• Available records:
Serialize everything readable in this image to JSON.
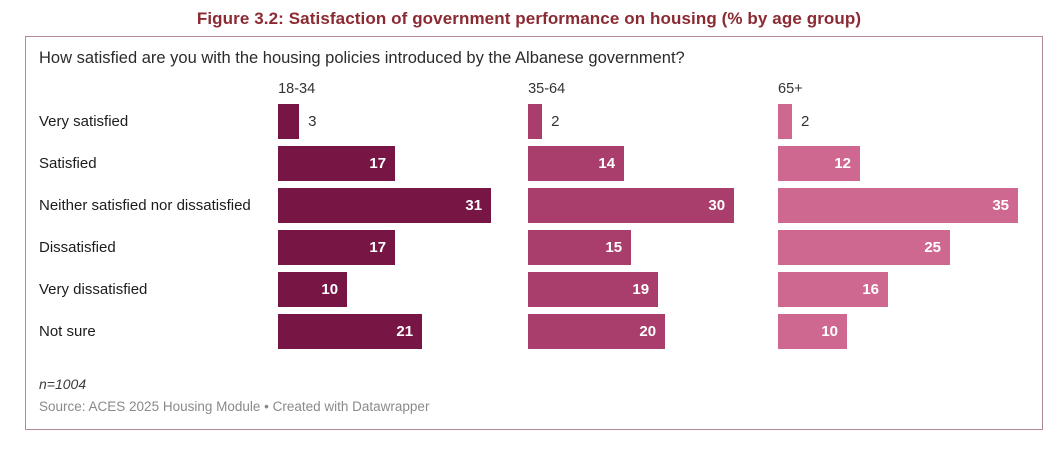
{
  "figure": {
    "title": "Figure 3.2: Satisfaction of government performance on housing (% by age group)"
  },
  "panel": {
    "question": "How satisfied are you with the housing policies introduced by the Albanese government?",
    "footnote": "n=1004",
    "source": "Source: ACES 2025 Housing Module • Created with Datawrapper"
  },
  "colors": {
    "title": "#8c2a33",
    "panel_border": "#b18b92",
    "series_18_34": "#771545",
    "series_35_64": "#a93e6c",
    "series_65_plus": "#cf6890",
    "value_label_inside": "#ffffff",
    "value_label_outside": "#333333",
    "source_text": "#8a8a8a"
  },
  "chart_data": {
    "type": "bar",
    "orientation": "horizontal",
    "title": "Figure 3.2: Satisfaction of government performance on housing (% by age group)",
    "subtitle": "How satisfied are you with the housing policies introduced by the Albanese government?",
    "categories": [
      "Very satisfied",
      "Satisfied",
      "Neither satisfied nor dissatisfied",
      "Dissatisfied",
      "Very dissatisfied",
      "Not sure"
    ],
    "series": [
      {
        "name": "18-34",
        "color": "#771545",
        "values": [
          3,
          17,
          31,
          17,
          10,
          21
        ]
      },
      {
        "name": "35-64",
        "color": "#a93e6c",
        "values": [
          2,
          14,
          30,
          15,
          19,
          20
        ]
      },
      {
        "name": "65+",
        "color": "#cf6890",
        "values": [
          2,
          12,
          35,
          25,
          16,
          10
        ]
      }
    ],
    "value_unit": "%",
    "xlim": [
      0,
      35
    ],
    "grid": false,
    "legend_position": "column-headers",
    "data_labels": true,
    "sample_size": "n=1004"
  }
}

• Task goal: Pick out the lines above containing the word "Albanese", then copy them.

• Problem solution:
    "question": "How satisfied are you with the housing policies introduced by the Albanese government?",
    "subtitle": "How satisfied are you with the housing policies introduced by the Albanese government?",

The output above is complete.